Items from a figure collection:
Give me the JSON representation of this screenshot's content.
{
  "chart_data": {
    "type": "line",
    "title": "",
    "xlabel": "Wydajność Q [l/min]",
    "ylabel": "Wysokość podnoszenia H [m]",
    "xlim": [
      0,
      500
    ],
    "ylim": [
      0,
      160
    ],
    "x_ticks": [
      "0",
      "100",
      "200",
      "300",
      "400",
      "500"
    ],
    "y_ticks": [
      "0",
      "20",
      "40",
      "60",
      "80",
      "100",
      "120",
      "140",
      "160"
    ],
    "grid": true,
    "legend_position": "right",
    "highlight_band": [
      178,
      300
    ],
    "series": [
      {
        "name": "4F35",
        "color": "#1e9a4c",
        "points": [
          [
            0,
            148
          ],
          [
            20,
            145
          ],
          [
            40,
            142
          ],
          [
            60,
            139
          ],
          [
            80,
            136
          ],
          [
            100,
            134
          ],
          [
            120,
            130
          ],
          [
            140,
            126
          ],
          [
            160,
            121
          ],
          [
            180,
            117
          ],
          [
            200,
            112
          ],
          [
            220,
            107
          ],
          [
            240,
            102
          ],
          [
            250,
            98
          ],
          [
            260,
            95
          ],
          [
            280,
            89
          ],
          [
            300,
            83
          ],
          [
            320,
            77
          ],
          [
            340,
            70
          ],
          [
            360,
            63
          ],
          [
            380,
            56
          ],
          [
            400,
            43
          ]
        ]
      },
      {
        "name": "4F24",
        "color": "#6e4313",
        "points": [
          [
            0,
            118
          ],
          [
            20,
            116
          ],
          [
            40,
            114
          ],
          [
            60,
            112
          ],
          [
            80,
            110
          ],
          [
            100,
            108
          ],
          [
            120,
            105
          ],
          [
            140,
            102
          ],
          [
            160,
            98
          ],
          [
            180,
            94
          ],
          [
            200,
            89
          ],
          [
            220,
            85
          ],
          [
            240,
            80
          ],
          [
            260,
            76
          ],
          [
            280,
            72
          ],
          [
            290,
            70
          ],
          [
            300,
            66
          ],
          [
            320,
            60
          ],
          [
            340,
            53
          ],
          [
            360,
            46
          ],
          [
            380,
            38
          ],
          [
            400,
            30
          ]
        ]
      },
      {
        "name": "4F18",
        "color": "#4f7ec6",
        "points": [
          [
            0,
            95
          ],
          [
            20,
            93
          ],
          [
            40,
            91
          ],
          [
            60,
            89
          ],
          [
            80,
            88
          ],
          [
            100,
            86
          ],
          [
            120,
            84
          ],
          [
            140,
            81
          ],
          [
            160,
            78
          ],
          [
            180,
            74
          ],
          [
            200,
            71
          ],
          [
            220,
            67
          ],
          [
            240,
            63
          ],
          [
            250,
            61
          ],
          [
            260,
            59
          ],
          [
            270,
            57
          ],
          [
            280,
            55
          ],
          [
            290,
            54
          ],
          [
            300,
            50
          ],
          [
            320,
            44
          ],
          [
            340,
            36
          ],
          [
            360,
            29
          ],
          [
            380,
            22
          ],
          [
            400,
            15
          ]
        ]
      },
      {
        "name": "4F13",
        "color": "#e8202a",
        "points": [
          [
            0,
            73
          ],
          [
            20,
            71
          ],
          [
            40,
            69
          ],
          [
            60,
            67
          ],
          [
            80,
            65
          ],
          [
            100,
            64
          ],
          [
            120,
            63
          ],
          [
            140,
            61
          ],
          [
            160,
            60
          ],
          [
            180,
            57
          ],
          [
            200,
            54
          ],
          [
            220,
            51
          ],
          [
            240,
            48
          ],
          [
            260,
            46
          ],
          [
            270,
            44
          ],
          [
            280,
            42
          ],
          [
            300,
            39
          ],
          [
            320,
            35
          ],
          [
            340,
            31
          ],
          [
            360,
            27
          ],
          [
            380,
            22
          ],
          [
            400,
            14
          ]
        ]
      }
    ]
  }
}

---

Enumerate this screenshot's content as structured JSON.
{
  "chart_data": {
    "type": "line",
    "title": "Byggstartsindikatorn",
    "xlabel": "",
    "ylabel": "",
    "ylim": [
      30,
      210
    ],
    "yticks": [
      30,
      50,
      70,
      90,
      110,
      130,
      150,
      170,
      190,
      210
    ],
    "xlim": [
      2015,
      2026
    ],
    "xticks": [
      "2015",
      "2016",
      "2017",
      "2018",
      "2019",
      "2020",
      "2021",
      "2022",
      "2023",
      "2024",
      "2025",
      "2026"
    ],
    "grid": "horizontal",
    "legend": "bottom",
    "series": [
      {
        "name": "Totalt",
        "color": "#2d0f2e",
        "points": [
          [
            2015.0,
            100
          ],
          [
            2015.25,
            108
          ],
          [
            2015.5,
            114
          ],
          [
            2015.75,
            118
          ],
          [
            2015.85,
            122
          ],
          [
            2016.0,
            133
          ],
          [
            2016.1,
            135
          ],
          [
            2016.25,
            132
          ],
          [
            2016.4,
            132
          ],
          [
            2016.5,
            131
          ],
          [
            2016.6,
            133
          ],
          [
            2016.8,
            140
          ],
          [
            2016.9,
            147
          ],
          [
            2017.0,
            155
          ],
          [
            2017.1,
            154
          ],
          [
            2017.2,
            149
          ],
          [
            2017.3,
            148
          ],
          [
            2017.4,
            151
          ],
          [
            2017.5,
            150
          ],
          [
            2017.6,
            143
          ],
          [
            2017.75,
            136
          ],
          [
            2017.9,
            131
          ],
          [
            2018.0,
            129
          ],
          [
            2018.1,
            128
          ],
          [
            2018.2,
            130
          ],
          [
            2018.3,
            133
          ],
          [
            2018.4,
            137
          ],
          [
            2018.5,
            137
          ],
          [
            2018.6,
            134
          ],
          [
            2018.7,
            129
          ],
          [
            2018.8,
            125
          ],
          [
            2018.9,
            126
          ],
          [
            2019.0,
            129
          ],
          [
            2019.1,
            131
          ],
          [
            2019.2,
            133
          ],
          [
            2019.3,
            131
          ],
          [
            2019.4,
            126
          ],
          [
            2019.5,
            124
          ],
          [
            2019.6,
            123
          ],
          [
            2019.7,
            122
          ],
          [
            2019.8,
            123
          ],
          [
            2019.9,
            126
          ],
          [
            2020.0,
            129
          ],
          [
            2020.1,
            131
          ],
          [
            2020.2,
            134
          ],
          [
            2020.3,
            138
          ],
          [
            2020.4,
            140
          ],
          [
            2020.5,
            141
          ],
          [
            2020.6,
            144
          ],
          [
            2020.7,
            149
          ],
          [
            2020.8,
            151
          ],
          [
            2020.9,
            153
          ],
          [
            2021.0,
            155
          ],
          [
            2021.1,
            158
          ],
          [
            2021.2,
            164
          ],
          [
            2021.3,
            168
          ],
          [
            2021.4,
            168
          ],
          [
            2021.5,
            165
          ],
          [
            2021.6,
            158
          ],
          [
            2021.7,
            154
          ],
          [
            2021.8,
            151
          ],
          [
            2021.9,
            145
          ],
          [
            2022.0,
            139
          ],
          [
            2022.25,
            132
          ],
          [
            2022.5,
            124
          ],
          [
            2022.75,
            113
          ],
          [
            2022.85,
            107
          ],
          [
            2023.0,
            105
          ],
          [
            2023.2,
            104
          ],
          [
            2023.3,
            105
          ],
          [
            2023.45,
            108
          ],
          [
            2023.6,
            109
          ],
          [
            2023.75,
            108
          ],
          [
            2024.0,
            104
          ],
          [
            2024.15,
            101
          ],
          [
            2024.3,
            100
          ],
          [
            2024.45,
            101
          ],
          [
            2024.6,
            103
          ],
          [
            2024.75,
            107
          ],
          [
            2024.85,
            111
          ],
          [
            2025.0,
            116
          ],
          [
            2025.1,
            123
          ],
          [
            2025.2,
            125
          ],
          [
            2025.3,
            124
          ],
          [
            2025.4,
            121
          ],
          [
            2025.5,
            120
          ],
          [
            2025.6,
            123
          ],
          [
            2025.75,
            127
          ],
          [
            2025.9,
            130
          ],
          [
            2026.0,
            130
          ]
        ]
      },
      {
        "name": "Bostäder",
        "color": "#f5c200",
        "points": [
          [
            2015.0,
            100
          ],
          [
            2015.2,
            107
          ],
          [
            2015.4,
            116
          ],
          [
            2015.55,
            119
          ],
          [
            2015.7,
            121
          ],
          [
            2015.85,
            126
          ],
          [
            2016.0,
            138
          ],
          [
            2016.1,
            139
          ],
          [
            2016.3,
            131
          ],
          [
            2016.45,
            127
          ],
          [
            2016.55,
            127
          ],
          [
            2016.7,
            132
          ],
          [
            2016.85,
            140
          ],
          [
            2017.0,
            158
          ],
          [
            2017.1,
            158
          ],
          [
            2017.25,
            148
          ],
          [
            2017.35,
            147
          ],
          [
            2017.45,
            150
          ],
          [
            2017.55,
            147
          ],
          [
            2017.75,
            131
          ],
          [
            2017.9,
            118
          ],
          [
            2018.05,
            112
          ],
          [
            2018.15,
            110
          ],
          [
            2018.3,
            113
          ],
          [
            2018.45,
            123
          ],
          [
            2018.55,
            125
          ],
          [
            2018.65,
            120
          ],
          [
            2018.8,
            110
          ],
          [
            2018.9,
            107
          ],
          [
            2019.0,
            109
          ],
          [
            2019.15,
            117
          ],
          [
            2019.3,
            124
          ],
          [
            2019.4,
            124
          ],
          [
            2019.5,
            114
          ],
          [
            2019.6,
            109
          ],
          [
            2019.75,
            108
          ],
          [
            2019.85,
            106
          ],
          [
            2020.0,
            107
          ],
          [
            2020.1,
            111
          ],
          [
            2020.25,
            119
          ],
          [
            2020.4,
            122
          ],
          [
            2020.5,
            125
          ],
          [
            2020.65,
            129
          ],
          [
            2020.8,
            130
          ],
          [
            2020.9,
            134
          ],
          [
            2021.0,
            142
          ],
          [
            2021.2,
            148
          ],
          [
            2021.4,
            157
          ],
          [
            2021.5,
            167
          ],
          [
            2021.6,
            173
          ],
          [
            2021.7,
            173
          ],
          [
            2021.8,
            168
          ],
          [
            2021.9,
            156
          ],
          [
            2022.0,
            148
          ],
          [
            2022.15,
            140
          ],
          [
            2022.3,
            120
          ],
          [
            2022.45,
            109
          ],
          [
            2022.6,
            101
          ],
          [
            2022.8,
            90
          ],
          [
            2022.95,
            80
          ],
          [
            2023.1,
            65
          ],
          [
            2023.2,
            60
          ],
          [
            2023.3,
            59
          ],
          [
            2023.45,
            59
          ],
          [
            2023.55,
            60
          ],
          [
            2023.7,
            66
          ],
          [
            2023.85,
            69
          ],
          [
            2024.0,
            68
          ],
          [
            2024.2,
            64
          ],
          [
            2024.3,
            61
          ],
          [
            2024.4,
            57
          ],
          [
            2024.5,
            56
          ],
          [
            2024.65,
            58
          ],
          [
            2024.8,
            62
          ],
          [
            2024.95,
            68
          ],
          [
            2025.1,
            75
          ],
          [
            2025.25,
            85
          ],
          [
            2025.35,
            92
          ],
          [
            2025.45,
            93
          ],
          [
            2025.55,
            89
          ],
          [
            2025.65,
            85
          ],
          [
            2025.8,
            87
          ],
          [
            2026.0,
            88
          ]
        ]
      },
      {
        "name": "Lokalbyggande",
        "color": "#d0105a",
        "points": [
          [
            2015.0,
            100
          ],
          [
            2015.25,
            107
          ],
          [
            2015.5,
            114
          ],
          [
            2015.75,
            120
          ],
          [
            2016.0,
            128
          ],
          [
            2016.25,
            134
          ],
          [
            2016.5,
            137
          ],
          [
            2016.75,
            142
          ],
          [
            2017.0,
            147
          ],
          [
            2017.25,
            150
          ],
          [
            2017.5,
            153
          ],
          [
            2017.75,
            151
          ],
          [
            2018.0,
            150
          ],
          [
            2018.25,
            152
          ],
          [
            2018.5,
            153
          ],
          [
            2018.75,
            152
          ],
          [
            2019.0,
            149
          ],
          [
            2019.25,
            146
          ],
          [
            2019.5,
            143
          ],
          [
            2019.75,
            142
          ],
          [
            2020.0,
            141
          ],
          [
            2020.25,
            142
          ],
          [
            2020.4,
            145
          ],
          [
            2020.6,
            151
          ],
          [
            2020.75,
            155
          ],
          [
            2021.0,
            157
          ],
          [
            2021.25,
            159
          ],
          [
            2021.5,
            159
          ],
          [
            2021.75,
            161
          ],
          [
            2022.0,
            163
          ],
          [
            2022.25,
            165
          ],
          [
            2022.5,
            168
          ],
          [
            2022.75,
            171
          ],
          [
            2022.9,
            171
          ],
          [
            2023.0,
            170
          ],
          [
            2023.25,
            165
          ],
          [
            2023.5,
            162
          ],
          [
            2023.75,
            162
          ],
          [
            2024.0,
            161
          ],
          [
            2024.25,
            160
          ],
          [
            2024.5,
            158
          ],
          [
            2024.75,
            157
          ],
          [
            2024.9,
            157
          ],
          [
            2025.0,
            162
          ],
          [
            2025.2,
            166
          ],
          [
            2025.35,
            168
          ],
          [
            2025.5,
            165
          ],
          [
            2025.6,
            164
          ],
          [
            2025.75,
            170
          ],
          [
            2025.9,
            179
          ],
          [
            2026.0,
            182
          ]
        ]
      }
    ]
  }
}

## Objective:
Gather all lines where the word "JSON" appears.

## Response below:
Give me the JSON representation of this screenshot's content.
Enumerate this screenshot's content as structured JSON.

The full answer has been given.